== Excerpted passage ==
- - -

The American Way of Growth, Part II
To restore the U.S. economy, America must tend her own garden.
by Jeff Ferry
This article first appeared on The American Conservative, August 25, 2022
The political winds in the United States began to change early in the 20th century. Industrial concentration, led by J.P. Morgan and John Rockefeller, created giant corporations like Standard Oil and U.S. Steel, arousing public hostility to the “trusts,” as they were then called.
Under Woodrow Wilson, the Democratic Party, with its roots in the agrarian South, began to move America towards free trade. The turning point came in 1934, when Secretary of State Cordell Hull succeeded in getting Congress to pass the Reciprocal Tariff Act, enabling the State Department to begin negotiating tariff reductions with many countries.
From 1945 to 1973, the U.S. economy grew strongly despite the low tariffs of the new free-trade system. Economist Robert Gordon attributes the growth in real wages to continued growth of the auto industry and the industries associated with home networking, including kitchen appliances, gas and electric networks, and telecommunications. Gordon points out, however, that the period of strongest growth in real wages was 1920-1940 when, despite the Great Depression, the automobile industry and mass production revolutionized American industry.
By the late 1970s, though, it became clear that these growth industries had run their course and new growth drivers were needed. The business community responded with two new, complementary trends: financialization and globalization. Financialization meant a new emphasis on short-term financial returns from business. Globalization meant that every large business could seek to arbitrage international cost and price differences by producing in low-wage nations and selling, as much as possible, in high-wage nations.
Globalization acquired more aggressive momentum in the 1990s, with the arrival of Bill Clinton in the White House, the NAFTA agreement with Mexico and Canada, creation of the World Trade Organization, and the 2001 admission of China into the global trading system. This latter period was christened “hyperglobalization” by economist Dani Rodrik and others. Globalization and hyperglobalization drove a wedge between the interests of management and labor unlike any that had come before. While the century from the 1890s to the 1990s featured many aggressive, sometime violent, battles between labor and management, both sides knew that their interests depended on their industry doing well as high profits had enabled companies to pay high wages.
Under hyperglobalization, that changed fundamentally. With American workers earning $25 an hour and Mexican workers $3 an hour, U.S. corporate management was now able to reduce costs by shifting production to Mexico and other low-wage nations. One has only to study the publicly available business plans of General Motors and Ford to see that shifting production out of the U.S. is today and will be for the next decade a key part of their plans. In industries like automobiles, where the U.S. must compete globally, American wages must decline over time, until they match levels in low-wage nations.
But the challenge is even greater than that. China not only has a vast pool of low-wage labor to draw upon. It also has policies to support Chinese industries with vast subsidies, worth billions of dollars, so it can even sell products below cost. China also has the desire to dominate a growing number of global markets. It already dominates the production of steel, aluminum, and solar energy equipment. Its “Made in China 2025” plan identifies ten industry sectors where China is seeking self-reliance and arguably global superiority, too.

- - -

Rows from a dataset
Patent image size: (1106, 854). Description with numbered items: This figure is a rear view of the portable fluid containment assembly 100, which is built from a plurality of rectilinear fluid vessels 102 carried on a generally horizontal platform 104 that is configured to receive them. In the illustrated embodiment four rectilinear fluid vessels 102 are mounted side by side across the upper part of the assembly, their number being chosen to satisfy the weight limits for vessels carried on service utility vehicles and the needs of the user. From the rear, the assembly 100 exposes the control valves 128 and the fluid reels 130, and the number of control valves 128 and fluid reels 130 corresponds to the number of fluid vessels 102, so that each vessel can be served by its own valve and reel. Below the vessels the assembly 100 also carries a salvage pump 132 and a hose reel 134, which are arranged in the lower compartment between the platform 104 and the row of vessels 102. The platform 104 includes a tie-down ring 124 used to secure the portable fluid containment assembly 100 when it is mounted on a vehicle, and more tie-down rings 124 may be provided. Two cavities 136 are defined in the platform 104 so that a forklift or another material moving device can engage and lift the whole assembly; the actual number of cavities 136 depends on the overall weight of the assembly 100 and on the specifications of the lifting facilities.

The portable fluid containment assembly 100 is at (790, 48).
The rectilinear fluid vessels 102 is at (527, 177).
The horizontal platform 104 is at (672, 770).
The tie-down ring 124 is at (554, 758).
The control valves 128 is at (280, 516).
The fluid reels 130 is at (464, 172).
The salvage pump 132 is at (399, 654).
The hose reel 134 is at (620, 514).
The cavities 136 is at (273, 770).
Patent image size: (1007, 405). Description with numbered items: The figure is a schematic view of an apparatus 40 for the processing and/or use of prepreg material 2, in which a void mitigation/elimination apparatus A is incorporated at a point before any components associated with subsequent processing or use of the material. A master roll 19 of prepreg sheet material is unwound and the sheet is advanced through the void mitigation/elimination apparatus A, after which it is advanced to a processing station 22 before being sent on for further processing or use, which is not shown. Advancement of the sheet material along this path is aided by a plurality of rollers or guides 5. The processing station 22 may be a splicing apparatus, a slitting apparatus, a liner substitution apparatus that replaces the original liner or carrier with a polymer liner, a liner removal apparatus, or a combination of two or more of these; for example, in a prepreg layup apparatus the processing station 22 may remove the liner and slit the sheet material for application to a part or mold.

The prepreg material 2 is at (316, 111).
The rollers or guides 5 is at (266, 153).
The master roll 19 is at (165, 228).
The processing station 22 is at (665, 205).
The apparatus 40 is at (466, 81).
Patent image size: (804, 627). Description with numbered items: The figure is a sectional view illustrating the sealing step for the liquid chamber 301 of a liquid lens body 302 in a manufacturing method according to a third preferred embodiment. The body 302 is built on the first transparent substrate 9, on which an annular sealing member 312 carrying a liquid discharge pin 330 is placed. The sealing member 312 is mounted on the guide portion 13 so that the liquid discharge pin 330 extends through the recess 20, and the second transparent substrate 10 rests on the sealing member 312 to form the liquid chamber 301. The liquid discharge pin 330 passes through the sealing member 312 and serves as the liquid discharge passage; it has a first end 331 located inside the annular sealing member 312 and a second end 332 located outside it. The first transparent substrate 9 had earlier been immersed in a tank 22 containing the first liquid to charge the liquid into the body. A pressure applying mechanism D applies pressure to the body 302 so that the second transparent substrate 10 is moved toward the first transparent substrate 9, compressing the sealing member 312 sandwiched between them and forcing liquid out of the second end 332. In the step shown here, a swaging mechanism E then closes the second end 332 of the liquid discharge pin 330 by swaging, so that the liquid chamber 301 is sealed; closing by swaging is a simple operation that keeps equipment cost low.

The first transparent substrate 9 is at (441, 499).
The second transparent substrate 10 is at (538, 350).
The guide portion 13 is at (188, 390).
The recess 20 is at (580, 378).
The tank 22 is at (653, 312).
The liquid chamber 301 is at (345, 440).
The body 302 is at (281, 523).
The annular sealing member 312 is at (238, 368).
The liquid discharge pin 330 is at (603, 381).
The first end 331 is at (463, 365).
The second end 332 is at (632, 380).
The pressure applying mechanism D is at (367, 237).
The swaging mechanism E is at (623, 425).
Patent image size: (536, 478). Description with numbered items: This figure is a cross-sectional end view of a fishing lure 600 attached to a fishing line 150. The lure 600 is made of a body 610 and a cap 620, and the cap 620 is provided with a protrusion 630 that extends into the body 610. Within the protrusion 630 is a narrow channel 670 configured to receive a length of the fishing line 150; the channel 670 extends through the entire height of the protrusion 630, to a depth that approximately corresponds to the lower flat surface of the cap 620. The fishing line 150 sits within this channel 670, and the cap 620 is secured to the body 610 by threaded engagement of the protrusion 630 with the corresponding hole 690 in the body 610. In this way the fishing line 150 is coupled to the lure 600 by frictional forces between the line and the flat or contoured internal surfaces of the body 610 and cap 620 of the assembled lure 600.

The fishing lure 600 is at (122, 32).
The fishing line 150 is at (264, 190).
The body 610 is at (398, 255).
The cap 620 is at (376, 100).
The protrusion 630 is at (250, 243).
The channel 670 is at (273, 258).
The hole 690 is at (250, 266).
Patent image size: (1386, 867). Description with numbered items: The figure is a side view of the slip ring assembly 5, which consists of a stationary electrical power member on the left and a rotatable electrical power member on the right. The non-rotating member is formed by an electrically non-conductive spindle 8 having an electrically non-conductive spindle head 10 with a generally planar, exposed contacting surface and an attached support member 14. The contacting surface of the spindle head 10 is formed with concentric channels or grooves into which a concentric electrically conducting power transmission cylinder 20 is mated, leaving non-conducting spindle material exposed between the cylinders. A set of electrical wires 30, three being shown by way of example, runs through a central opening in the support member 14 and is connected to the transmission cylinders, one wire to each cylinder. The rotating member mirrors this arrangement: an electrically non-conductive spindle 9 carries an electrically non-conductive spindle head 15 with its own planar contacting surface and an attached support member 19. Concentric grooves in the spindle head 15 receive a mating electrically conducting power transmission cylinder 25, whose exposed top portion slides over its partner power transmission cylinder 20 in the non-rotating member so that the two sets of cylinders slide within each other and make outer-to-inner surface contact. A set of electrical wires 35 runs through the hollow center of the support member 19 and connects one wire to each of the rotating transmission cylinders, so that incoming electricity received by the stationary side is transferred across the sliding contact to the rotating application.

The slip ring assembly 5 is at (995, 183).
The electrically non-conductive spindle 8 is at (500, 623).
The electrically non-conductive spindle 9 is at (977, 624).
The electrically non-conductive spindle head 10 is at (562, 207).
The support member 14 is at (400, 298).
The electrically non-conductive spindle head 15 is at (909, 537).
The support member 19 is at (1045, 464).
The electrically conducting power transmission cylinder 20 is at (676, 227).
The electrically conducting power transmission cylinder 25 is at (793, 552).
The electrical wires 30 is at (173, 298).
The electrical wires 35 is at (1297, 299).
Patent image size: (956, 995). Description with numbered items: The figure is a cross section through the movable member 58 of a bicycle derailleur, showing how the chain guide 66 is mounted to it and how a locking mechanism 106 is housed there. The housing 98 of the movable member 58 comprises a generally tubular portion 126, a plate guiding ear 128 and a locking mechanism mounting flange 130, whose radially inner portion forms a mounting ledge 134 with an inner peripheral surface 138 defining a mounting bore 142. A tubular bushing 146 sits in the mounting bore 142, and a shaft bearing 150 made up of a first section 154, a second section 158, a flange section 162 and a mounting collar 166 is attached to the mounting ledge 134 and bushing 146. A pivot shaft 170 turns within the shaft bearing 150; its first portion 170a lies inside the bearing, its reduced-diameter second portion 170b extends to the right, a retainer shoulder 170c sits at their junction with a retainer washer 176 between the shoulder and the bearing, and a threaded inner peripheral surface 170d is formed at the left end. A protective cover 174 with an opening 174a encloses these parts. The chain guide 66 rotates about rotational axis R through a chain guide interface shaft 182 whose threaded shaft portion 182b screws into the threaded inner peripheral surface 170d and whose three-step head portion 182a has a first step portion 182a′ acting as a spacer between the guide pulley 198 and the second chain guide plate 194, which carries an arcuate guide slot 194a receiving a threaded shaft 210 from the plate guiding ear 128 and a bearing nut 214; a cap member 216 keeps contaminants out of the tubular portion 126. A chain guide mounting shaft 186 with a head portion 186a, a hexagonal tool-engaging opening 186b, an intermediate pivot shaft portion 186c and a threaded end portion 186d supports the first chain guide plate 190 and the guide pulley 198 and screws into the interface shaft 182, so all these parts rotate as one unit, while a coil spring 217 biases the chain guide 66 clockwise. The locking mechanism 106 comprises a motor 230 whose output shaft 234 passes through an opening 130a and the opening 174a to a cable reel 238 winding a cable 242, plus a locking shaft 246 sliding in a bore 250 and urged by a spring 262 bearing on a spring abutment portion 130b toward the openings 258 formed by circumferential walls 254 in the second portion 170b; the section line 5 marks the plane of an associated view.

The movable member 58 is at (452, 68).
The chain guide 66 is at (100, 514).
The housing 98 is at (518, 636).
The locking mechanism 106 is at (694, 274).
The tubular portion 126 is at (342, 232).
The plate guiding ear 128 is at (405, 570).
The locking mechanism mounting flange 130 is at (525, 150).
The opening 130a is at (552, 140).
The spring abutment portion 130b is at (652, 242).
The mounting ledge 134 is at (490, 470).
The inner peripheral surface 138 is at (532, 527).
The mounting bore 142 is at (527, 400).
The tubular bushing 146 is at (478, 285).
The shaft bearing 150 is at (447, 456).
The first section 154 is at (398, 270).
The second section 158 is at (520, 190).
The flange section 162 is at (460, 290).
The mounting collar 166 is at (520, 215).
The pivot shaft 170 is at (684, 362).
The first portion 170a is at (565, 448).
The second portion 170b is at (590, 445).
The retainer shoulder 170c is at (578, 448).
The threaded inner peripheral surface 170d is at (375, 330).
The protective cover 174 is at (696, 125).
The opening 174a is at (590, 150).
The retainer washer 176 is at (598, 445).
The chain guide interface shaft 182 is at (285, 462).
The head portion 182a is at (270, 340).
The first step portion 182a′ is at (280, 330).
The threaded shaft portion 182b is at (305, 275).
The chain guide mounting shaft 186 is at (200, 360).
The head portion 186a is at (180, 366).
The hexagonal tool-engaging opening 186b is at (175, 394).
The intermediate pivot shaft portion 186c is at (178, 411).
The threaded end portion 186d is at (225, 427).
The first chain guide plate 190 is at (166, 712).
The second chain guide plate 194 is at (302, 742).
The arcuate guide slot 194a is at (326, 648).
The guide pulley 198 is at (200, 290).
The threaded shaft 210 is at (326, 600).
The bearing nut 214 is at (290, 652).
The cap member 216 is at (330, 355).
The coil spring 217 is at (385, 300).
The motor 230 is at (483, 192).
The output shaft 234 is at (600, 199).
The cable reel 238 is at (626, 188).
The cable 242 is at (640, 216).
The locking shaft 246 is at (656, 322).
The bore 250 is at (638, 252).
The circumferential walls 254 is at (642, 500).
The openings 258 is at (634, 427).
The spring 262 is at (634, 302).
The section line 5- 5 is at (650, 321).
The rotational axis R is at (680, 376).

- - -

== What to work on ==
1) In the essay on American economic growth, why did labor and management both regard their interests as depending on their industry doing well?
2) Quote the essay on American economic growth, starting with "The American Way" and going on through "with many countries.".
3) Write what comes next in the essay on American economic growth, picking up after its final sentence.

== Answers given ==
1) Both sides understood that high profits had enabled companies to pay high wages. That held even though the century from the 1890s to the 1990s featured many aggressive, sometimes violent, battles between them.

2)
The American Way of Growth, Part II
To restore the U.S. economy, America must tend her own garden.
by Jeff Ferry
This article first appeared on The American Conservative, August 25, 2022
The political winds in the United States began to change early in the 20th century. Industrial concentration, led by J.P. Morgan and John Rockefeller, created giant corporations like Standard Oil and U.S. Steel, arousing public hostility to the “trusts,” as they were then called.
Under Woodrow Wilson, the Democratic Party, with its roots in the agrarian South, began to move America towards free trade. The turning point came in 1934, when Secretary of State Cordell Hull succeeded in getting Congress to pass the Reciprocal Tariff Act, enabling the State Department to begin negotiating tariff reductions with many countries.

3)
Economists have played a key role in advancing the cause of hyperglobalization through academic arguments in favor of uncontrolled trade. The so-called “Law of Comparative Advantage” provides a specious theoretical justification for each nation specializing in what it is best at. Yet a century before China began using large subsidies to take over key industries, including 4H (“High Growth, High Profit, High Productivity, High Wage”) industries, and drive America out of those businesses, Andrew Carnegie explained in plain English how dumping works. Writing before the First World War, Carnegie boasted about shipping steel from his Pennsylvania mills to the shipyards of Belfast to be used to build Britain’s Royal Navy fleet:
Under present conditions America can produce steel as cheaply as any other land, notwithstanding its higher-priced labor… One great advantage which America will have in competing in the markets of the world is that her manufacturers will have the best home market. Upon this they can depend for a return upon capital, and the surplus product can be exported with advantage, even when the prices received for it do not more than cover actual cost… The nation that has the best home market, especially if products are standardized, as ours are, can soon outsell the foreign producer. The phrase I used in Britain in this connection was: The Law of the Surplus.
Today, China has the best (i.e., biggest) home market in steel, automobiles, computers, telecom networks, airplanes, drones, ships, and a host of other industries. Note that it need not even require subsidies for China to take over foreign markets in all these industries. It requires only that China to make a good profit in its home market and then apply Carnegie’s “Law of the Surplus.”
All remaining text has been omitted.